◆ Challenge:
Collect all lines from the listing that include the string "公司总经理".

◆ Stored items:
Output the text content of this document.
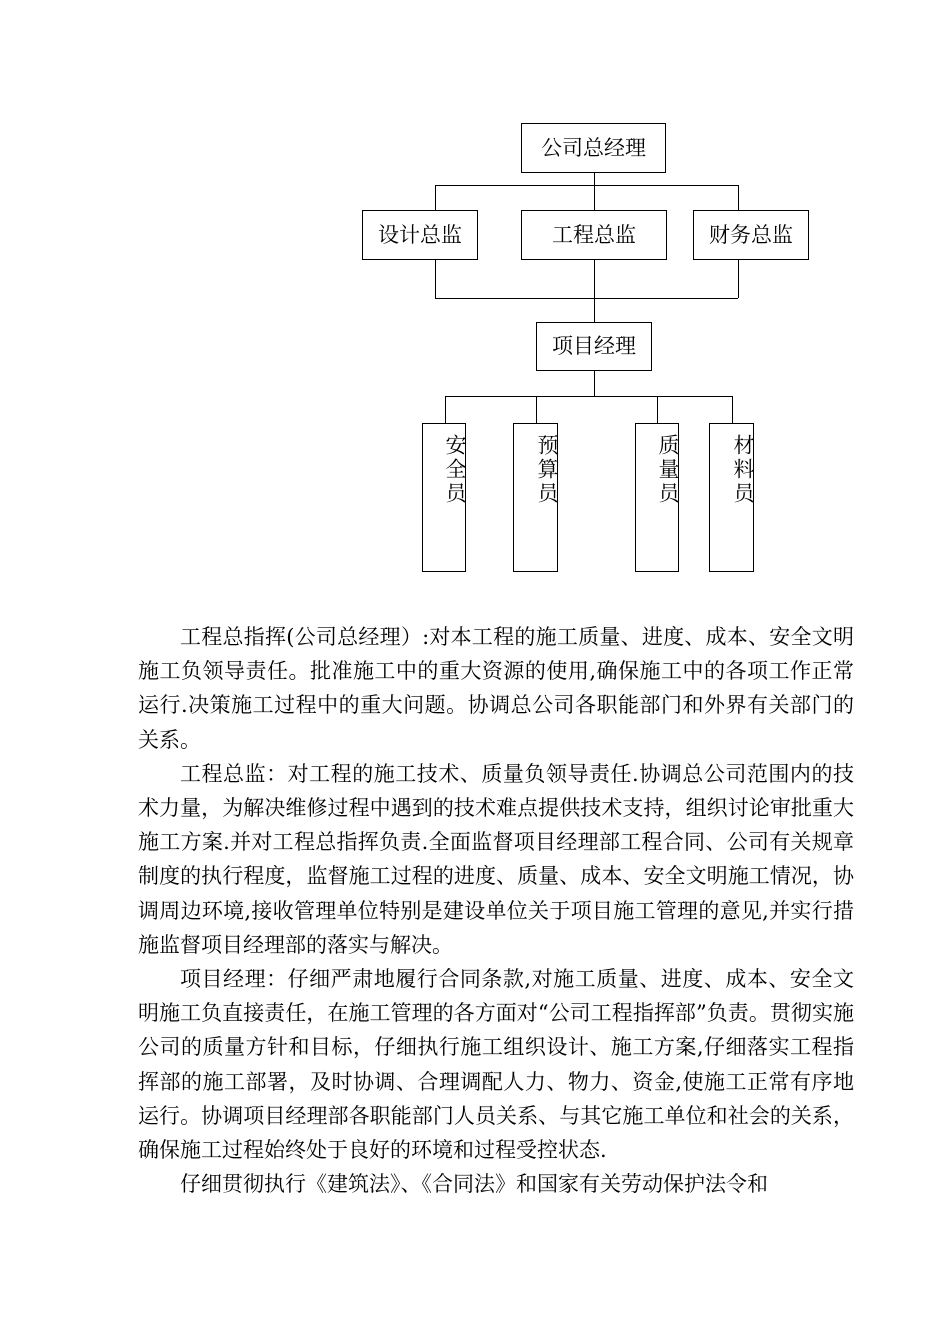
公司总经理
设计总监	工程总监	财务总监
项目经理
安全员	预算员	质量员 材料员

工程总指挥(公司总经理）:对本工程的施工质量、进度、成本、安全文明施工负领导责任。批准施工中的重大资源的使用,确保施工中的各项工作正常运行.决策施工过程中的重大问题。协调总公司各职能部门和外界有关部门的关系。

工程总监：对工程的施工技术、质量负领导责任.协调总公司范围内的技术力量，为解决维修过程中遇到的技术难点提供技术支持，组织讨论审批重大施工方案.并对工程总指挥负责.全面监督项目经理部工程合同、公司有关规章制度的执行程度，监督施工过程的进度、质量、成本、安全文明施工情况，协调周边环境,接收管理单位特别是建设单位关于项目施工管理的意见,并实行措施监督项目经理部的落实与解决。

项目经理：仔细严肃地履行合同条款,对施工质量、进度、成本、安全文明施工负直接责任，在施工管理的各方面对“公司工程指挥部”负责。贯彻实施公司的质量方针和目标，仔细执行施工组织设计、施工方案,仔细落实工程指挥部的施工部署，及时协调、合理调配人力、物力、资金,使施工正常有序地运行。协调项目经理部各职能部门人员关系、与其它施工单位和社会的关系，确保施工过程始终处于良好的环境和过程受控状态.

仔细贯彻执行《建筑法》、《合同法》和国家有关劳动保护法令和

◆ Problem solution:
公司总经理
工程总指挥(公司总经理）:对本工程的施工质量、进度、成本、安全文明施工负领导责任。批准施工中的重大资源的使用,确保施工中的各项工作正常运行.决策施工过程中的重大问题。协调总公司各职能部门和外界有关部门的关系。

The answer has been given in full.